## [Aim]
Copy each line of the records that holds the string "Size".

## [Collected data entries]
══════
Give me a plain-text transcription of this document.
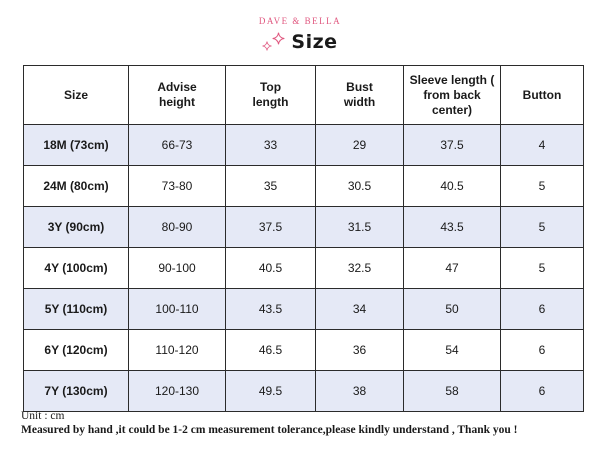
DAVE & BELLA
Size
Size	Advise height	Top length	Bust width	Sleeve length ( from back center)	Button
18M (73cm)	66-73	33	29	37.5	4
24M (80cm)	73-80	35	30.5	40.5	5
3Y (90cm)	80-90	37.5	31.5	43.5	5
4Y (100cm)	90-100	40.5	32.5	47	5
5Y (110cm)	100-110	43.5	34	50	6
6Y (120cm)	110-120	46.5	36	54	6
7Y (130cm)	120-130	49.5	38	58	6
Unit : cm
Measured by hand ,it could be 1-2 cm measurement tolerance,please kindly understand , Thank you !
══════
## [Solution for this problem]
Size
Size	Advise height	Top length	Bust width	Sleeve length ( from back center)	Button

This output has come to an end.